(Your objective) Gather, from the listing beneath this task, every line holding the string "dating".

start

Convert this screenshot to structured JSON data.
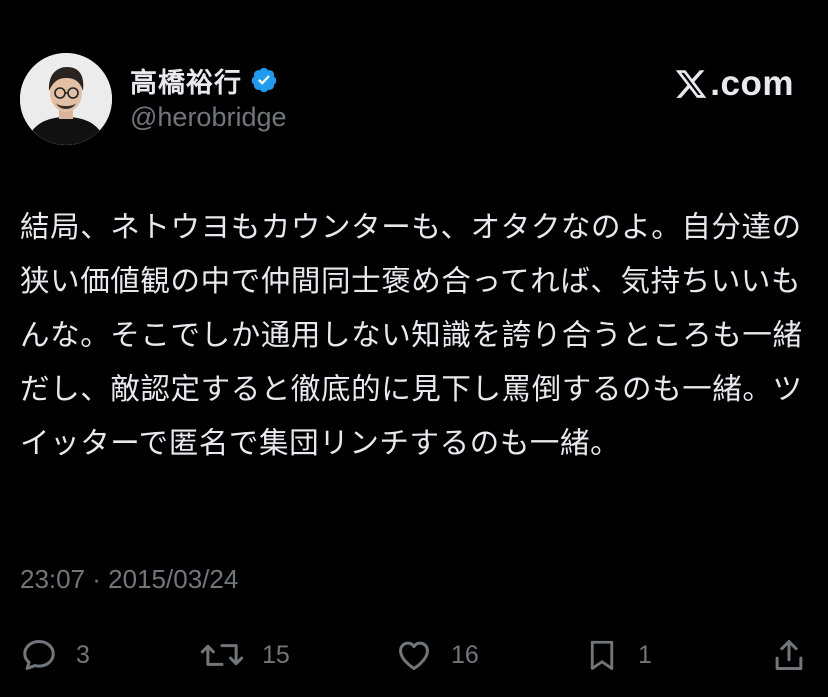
{
  "author": {
    "display_name": "高橋裕行",
    "handle": "@herobridge",
    "verified": true,
    "verified_color": "#1d9bf0"
  },
  "brand": {
    "text": ".com",
    "icon": "x-logo-icon"
  },
  "tweet": {
    "text": "結局、ネトウヨもカウンターも、オタクなのよ。自分達の狭い価値観の中で仲間同士褒め合ってれば、気持ちいいもんな。そこでしか通用しない知識を誇り合うところも一緒だし、敵認定すると徹底的に見下し罵倒するのも一緒。ツイッターで匿名で集団リンチするのも一緒。",
    "timestamp": "23:07 · 2015/03/24"
  },
  "actions": {
    "reply": {
      "icon": "reply-icon",
      "count": "3"
    },
    "repost": {
      "icon": "repost-icon",
      "count": "15"
    },
    "like": {
      "icon": "heart-icon",
      "count": "16"
    },
    "bookmark": {
      "icon": "bookmark-icon",
      "count": "1"
    },
    "share": {
      "icon": "share-icon"
    }
  },
  "colors": {
    "background": "#000000",
    "text": "#e7e9ea",
    "muted": "#71767b"
  }
}
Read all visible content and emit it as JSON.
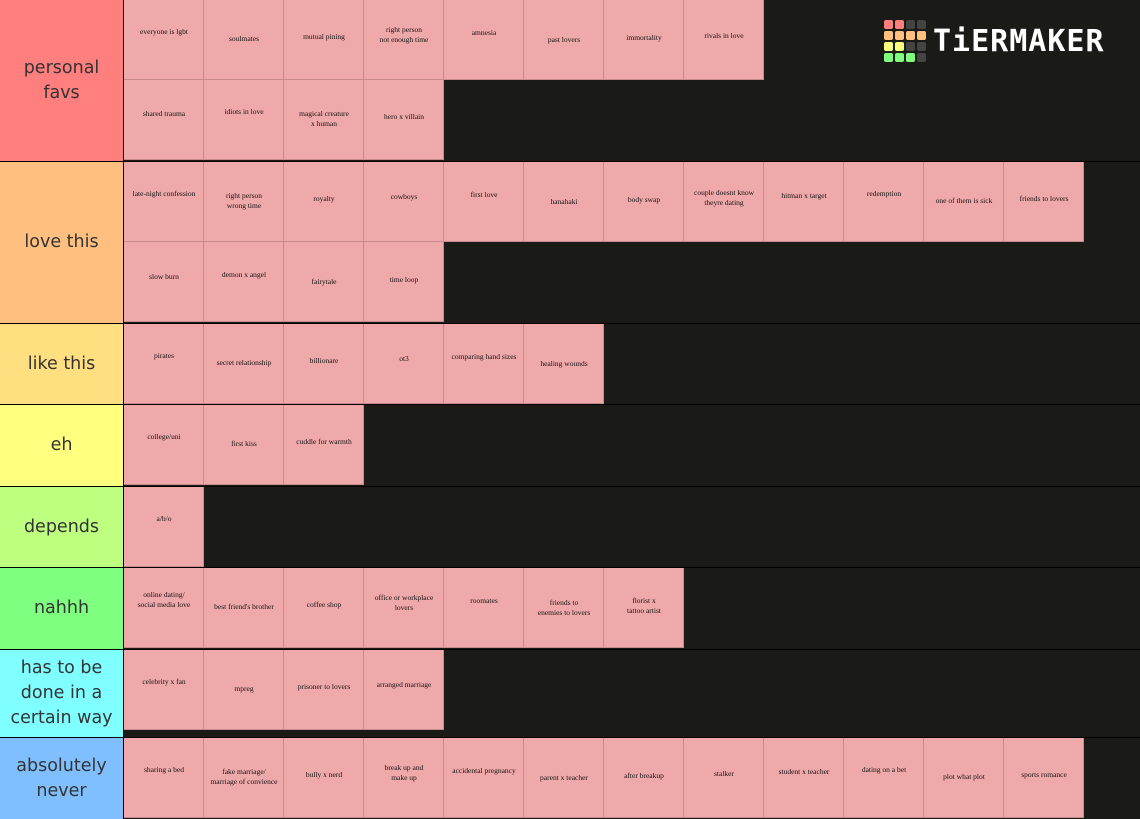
{
  "branding": {
    "logo_text": "TiERMAKER",
    "logo_grid_colors": [
      "#ff7f7f",
      "#ff7f7f",
      "#444444",
      "#444444",
      "#ffbf7f",
      "#ffbf7f",
      "#ffbf7f",
      "#ffbf7f",
      "#ffff7f",
      "#ffff7f",
      "#444444",
      "#444444",
      "#7fff7f",
      "#7fff7f",
      "#7fff7f",
      "#444444"
    ]
  },
  "colors": {
    "tile_bg": "#f0a9aa",
    "row_bg": "#1a1a17"
  },
  "tiers": [
    {
      "label": "personal favs",
      "color": "#ff7f7f",
      "items": [
        "everyone is lgbt",
        "soulmates",
        "mutual pining",
        "right person\nnot enough time",
        "amnesia",
        "past lovers",
        "immortality",
        "rivals in love",
        "shared trauma",
        "idiots in love",
        "magical creature\nx human",
        "hero x villain"
      ]
    },
    {
      "label": "love this",
      "color": "#ffbf7f",
      "items": [
        "late-night confession",
        "right person\nwrong time",
        "royalty",
        "cowboys",
        "first love",
        "hanahaki",
        "body swap",
        "couple doesnt know\ntheyre dating",
        "hitman x target",
        "redemption",
        "one of them is sick",
        "friends to lovers",
        "slow burn",
        "demon x angel",
        "fairytale",
        "time loop"
      ]
    },
    {
      "label": "like this",
      "color": "#ffdf7f",
      "items": [
        "pirates",
        "secret relationship",
        "billionare",
        "ot3",
        "comparing hand sizes",
        "healing wounds"
      ]
    },
    {
      "label": "eh",
      "color": "#ffff7f",
      "items": [
        "college/uni",
        "first kiss",
        "cuddle for warmth"
      ]
    },
    {
      "label": "depends",
      "color": "#bfff7f",
      "items": [
        "a/b/o"
      ]
    },
    {
      "label": "nahhh",
      "color": "#7fff7f",
      "items": [
        "online dating/\nsocial media love",
        "best friend's brother",
        "coffee shop",
        "office or workplace lovers",
        "roomates",
        "friends to\nenemies to lovers",
        "florist x\ntattoo artist"
      ]
    },
    {
      "label": "has to be done in a certain way",
      "color": "#7fffff",
      "items": [
        "celebrity x fan",
        "mpreg",
        "prisoner to lovers",
        "arranged marriage"
      ]
    },
    {
      "label": "absolutely never",
      "color": "#7fbfff",
      "items": [
        "sharing a bed",
        "fake marriage/\nmarriage of convience",
        "bully x nerd",
        "break up and\nmake up",
        "accidental pregnancy",
        "parent x teacher",
        "after breakup",
        "stalker",
        "student x teacher",
        "dating on a bet",
        "plot what plot",
        "sports romance"
      ]
    }
  ]
}
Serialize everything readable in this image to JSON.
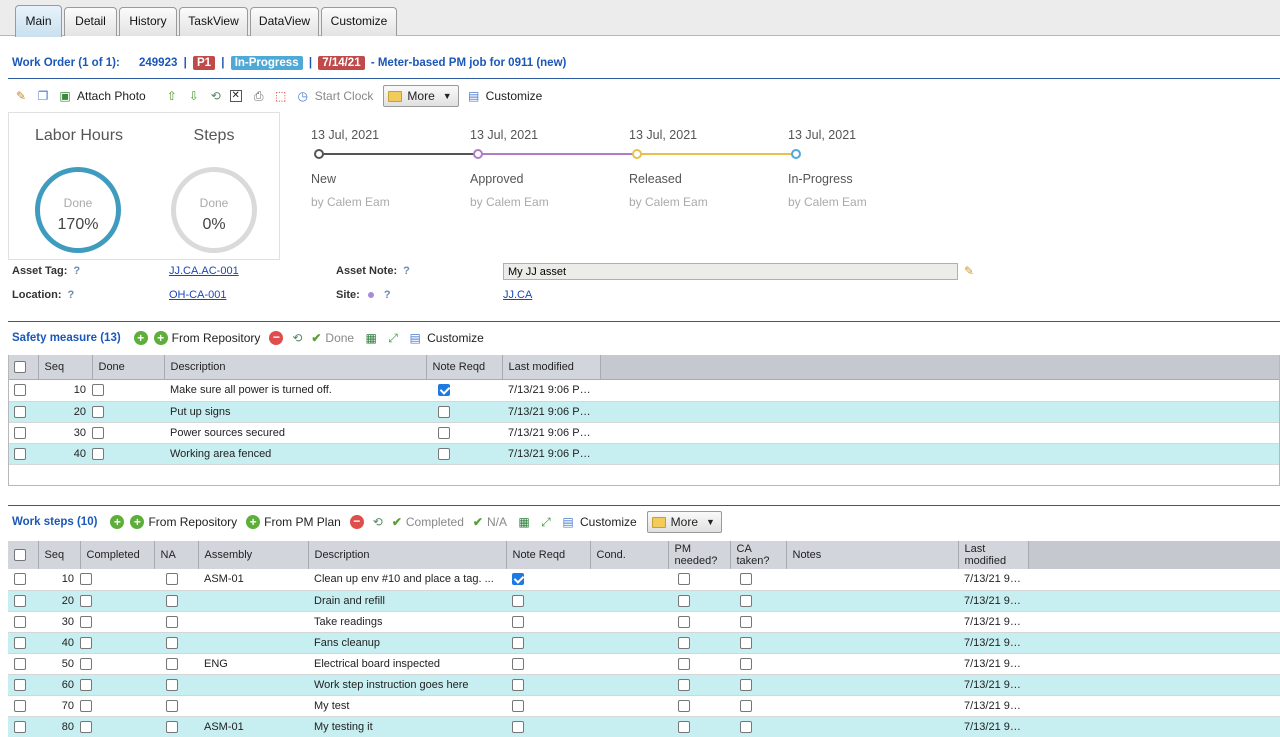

end

(Final result)
        "couple doesnt know\ntheyre dating",
        "online dating/\nsocial media love",
        "dating on a bet",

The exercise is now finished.